▸ Required tasks:
(a) According to the passage on Pten mouse models of prostate cancer, in which prostate lobes do the p18Ink4c and Pten double mutant mice develop tumors?
(b) Repeat word for word everything in the passage on Pten mouse models from "The Pten knockout" down to "human PCa [69].".

▸ Provided text:
#####

The Pten knockout model has been used to demonstrate the role of the tumor microenvironment, particularly interleukin-17 (IL-17), in the growth and progression of PCa [170,171]. To test how tumor suppressor Rb interacts with Pten, Bai et al. developed mice with double mutations in both the cyclin-dependent kinase (CDK) inhibitor p18Ink4c and Pten [172]. The double mutant mice develop a broader spectrum of prostate tumors in the anterior and dorsolateral lobes at an accelerated rate [172]. Loss of function of Nkx3.1 is crucial for PCa progression and has been associated with the development of prostatic epithelial hyperplasia, dysplasia, and PIN [30,67,173]. Nkx3.1 and Pten are shown to cooperate in prostate carcinogenesis in mice. Nkx3.1;Pten double mutant mice demonstrated an increased incidence of HGPIN, which resembles the early stages of human PCa [69].

#####

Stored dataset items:
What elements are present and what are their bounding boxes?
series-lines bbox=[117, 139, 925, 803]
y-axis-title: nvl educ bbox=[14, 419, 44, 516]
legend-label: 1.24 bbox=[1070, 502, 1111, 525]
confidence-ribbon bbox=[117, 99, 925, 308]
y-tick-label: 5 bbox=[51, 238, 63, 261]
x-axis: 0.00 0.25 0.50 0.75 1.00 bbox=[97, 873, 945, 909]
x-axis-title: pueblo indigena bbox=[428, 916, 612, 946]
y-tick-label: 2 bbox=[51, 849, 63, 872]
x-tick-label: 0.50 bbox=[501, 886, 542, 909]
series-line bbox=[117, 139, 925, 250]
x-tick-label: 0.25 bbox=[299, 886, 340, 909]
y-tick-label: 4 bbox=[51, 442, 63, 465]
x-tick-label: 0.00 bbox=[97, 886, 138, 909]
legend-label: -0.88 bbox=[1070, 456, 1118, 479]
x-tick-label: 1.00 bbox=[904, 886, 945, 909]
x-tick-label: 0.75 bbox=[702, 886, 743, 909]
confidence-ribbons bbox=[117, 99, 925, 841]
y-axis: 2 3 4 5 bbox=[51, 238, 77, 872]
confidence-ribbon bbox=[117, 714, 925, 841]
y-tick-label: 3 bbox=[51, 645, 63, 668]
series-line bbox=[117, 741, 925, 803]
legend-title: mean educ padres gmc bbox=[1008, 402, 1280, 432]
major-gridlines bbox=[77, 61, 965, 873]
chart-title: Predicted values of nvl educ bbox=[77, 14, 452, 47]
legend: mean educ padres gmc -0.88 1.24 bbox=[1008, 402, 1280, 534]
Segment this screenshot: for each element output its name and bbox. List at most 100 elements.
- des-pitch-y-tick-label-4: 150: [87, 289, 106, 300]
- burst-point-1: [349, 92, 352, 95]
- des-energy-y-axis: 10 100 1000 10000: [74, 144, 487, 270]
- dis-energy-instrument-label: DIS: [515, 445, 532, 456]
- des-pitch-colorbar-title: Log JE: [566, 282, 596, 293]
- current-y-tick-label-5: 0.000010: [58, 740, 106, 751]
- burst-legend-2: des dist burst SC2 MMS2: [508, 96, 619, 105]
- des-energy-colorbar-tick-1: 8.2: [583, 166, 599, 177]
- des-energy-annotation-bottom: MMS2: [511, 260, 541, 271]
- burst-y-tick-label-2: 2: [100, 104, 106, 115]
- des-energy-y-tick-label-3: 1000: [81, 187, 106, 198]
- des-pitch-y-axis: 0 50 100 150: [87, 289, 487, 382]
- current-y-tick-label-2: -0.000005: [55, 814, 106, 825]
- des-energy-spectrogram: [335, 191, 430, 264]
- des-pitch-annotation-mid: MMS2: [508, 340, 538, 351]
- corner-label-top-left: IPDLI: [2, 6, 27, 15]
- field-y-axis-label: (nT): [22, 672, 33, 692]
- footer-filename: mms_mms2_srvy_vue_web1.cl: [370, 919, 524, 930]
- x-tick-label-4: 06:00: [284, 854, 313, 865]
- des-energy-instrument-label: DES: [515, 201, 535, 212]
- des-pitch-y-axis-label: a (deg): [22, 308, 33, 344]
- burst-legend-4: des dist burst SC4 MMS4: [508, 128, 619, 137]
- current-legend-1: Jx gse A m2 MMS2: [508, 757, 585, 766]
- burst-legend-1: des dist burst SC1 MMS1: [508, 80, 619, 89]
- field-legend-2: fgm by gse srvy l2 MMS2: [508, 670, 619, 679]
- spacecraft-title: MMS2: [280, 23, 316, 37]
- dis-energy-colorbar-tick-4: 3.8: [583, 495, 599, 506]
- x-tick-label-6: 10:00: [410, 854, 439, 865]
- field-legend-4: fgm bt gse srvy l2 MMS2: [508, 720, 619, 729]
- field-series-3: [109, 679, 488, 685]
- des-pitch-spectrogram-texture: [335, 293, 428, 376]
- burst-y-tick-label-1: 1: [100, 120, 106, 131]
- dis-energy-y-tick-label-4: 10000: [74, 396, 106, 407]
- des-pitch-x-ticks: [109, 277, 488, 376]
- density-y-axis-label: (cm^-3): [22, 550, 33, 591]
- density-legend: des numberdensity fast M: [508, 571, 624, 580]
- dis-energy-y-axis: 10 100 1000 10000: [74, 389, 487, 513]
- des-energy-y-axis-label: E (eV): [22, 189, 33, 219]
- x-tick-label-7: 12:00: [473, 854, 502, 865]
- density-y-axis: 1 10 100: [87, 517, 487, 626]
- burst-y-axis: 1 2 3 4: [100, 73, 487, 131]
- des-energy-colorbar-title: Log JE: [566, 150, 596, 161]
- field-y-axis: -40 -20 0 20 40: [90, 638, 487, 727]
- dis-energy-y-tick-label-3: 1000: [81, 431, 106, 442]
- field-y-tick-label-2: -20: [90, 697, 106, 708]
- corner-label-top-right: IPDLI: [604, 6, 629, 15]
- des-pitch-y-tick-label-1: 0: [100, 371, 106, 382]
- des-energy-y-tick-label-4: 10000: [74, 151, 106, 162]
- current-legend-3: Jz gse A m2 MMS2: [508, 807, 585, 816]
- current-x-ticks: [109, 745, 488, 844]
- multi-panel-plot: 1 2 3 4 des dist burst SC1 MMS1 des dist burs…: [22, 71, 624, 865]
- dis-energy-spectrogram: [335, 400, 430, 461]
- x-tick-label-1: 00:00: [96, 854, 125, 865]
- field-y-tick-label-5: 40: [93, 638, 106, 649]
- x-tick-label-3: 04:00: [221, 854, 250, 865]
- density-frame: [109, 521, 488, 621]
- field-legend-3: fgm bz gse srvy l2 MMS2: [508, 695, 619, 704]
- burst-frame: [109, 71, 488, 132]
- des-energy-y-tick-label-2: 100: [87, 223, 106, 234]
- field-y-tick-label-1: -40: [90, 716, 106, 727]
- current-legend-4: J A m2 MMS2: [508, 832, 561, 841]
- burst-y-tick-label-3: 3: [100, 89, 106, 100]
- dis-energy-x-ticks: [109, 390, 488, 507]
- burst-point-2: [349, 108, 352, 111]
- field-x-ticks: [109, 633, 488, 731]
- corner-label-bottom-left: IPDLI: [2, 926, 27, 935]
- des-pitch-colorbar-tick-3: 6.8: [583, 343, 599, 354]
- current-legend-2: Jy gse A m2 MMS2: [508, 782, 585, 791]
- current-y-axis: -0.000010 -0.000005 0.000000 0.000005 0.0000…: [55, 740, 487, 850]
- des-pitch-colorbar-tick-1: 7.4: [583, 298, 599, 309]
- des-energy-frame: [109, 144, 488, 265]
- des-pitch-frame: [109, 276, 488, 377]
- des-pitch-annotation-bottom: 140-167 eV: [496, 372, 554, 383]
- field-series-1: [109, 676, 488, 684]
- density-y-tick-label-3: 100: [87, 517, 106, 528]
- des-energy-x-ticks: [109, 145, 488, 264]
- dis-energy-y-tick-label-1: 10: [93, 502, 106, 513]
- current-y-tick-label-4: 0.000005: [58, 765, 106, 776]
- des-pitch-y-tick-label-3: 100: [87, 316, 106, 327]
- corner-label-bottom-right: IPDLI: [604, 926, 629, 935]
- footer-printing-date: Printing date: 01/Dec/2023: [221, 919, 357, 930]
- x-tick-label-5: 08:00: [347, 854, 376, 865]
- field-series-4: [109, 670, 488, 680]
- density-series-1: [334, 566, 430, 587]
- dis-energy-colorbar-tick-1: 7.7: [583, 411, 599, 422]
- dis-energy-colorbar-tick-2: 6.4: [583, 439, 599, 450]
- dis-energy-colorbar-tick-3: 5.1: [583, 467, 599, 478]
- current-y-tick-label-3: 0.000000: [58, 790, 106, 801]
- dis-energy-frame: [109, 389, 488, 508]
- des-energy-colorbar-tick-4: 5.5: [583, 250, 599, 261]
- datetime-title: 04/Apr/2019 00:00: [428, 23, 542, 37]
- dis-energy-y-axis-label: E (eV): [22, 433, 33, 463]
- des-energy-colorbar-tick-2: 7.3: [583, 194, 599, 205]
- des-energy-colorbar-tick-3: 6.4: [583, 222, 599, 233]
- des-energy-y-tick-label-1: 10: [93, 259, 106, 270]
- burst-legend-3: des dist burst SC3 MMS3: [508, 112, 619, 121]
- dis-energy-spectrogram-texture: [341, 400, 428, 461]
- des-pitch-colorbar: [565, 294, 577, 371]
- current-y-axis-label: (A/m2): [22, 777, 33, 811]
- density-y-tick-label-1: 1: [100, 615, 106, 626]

#####

▸ Task results:
(a) The anterior and dorsolateral lobes.

(b)
The Pten knockout model has been used to demonstrate the role of the tumor microenvironment, particularly interleukin-17 (IL-17), in the growth and progression of PCa [170,171]. To test how tumor suppressor Rb interacts with Pten, Bai et al. developed mice with double mutations in both the cyclin-dependent kinase (CDK) inhibitor p18Ink4c and Pten [172]. The double mutant mice develop a broader spectrum of prostate tumors in the anterior and dorsolateral lobes at an accelerated rate [172]. Loss of function of Nkx3.1 is crucial for PCa progression and has been associated with the development of prostatic epithelial hyperplasia, dysplasia, and PIN [30,67,173]. Nkx3.1 and Pten are shown to cooperate in prostate carcinogenesis in mice. Nkx3.1;Pten double mutant mice demonstrated an increased incidence of HGPIN, which resembles the early stages of human PCa [69].